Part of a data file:
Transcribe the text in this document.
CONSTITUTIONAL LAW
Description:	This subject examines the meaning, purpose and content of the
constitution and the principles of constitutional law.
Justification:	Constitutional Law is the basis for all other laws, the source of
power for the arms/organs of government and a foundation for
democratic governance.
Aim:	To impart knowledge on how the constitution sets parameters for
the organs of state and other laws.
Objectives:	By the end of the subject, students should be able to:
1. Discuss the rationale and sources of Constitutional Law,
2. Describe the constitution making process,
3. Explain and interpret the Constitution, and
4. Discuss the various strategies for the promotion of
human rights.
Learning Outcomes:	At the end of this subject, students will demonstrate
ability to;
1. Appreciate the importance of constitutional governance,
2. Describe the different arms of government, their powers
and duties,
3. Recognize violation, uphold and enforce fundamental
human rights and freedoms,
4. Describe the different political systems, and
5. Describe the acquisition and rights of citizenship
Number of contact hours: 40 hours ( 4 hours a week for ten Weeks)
==
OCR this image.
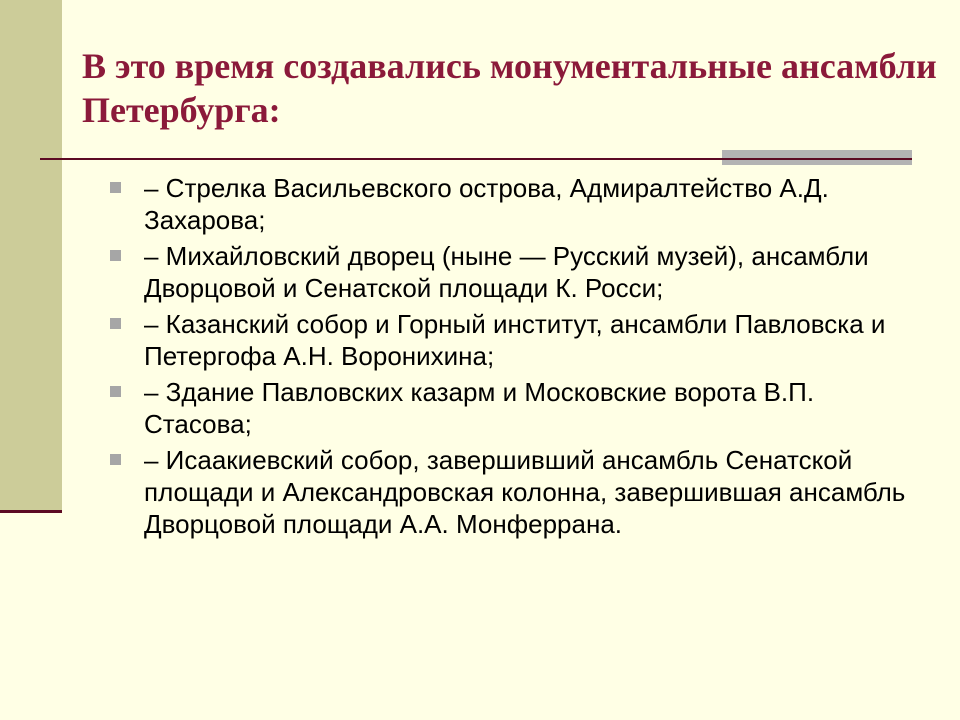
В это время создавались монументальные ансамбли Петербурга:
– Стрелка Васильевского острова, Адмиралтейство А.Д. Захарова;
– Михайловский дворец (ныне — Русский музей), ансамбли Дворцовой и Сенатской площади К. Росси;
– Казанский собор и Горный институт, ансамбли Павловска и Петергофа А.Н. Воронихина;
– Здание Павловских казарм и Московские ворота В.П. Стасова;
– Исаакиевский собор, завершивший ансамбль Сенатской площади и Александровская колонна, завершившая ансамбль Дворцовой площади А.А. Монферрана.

● **What you should do**: Report all lines of the material that contain the word "Discuss".

● **Full output**:
1. Discuss the rationale and sources of Constitutional Law,
4. Discuss the various strategies for the promotion of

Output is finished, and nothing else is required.